Supplied data >>
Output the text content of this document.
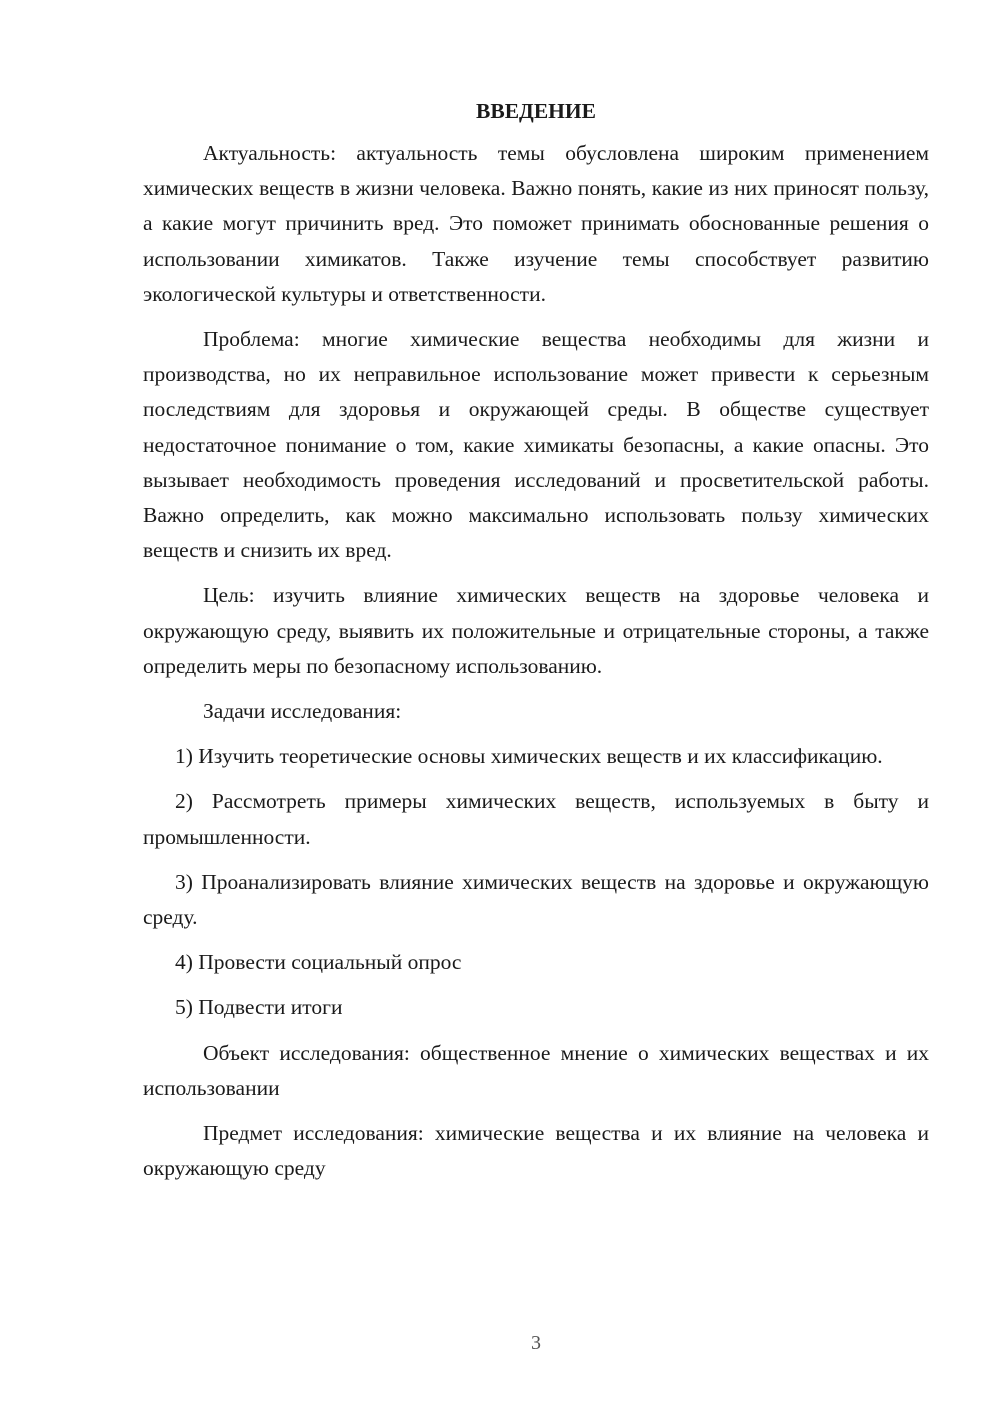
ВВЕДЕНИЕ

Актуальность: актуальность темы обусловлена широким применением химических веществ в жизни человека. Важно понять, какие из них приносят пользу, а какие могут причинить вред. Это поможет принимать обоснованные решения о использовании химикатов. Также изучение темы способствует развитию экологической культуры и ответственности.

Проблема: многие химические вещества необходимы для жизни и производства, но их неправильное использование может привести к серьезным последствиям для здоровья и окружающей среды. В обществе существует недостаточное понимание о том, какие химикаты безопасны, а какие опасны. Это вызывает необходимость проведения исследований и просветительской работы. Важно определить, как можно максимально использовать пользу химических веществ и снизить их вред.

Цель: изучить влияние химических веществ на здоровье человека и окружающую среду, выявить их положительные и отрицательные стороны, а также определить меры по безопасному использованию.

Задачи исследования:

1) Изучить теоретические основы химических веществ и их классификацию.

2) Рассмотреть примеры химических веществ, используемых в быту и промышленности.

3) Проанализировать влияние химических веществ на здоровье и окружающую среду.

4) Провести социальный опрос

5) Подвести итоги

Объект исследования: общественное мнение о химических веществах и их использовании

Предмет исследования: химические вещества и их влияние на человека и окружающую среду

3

Problem requirements >> Give all the lines above again, character for character, without pictures.

In response >>
Output the text content of this document.
ВВЕДЕНИЕ

Актуальность: актуальность темы обусловлена широким применением химических веществ в жизни человека. Важно понять, какие из них приносят пользу, а какие могут причинить вред. Это поможет принимать обоснованные решения о использовании химикатов. Также изучение темы способствует развитию экологической культуры и ответственности.

Проблема: многие химические вещества необходимы для жизни и производства, но их неправильное использование может привести к серьезным последствиям для здоровья и окружающей среды. В обществе существует недостаточное понимание о том, какие химикаты безопасны, а какие опасны. Это вызывает необходимость проведения исследований и просветительской работы. Важно определить, как можно максимально использовать пользу химических веществ и снизить их вред.

Цель: изучить влияние химических веществ на здоровье человека и окружающую среду, выявить их положительные и отрицательные стороны, а также определить меры по безопасному использованию.

Задачи исследования:

1) Изучить теоретические основы химических веществ и их классификацию.

2) Рассмотреть примеры химических веществ, используемых в быту и промышленности.

3) Проанализировать влияние химических веществ на здоровье и окружающую среду.

4) Провести социальный опрос

5) Подвести итоги

Объект исследования: общественное мнение о химических веществах и их использовании

Предмет исследования: химические вещества и их влияние на человека и окружающую среду

3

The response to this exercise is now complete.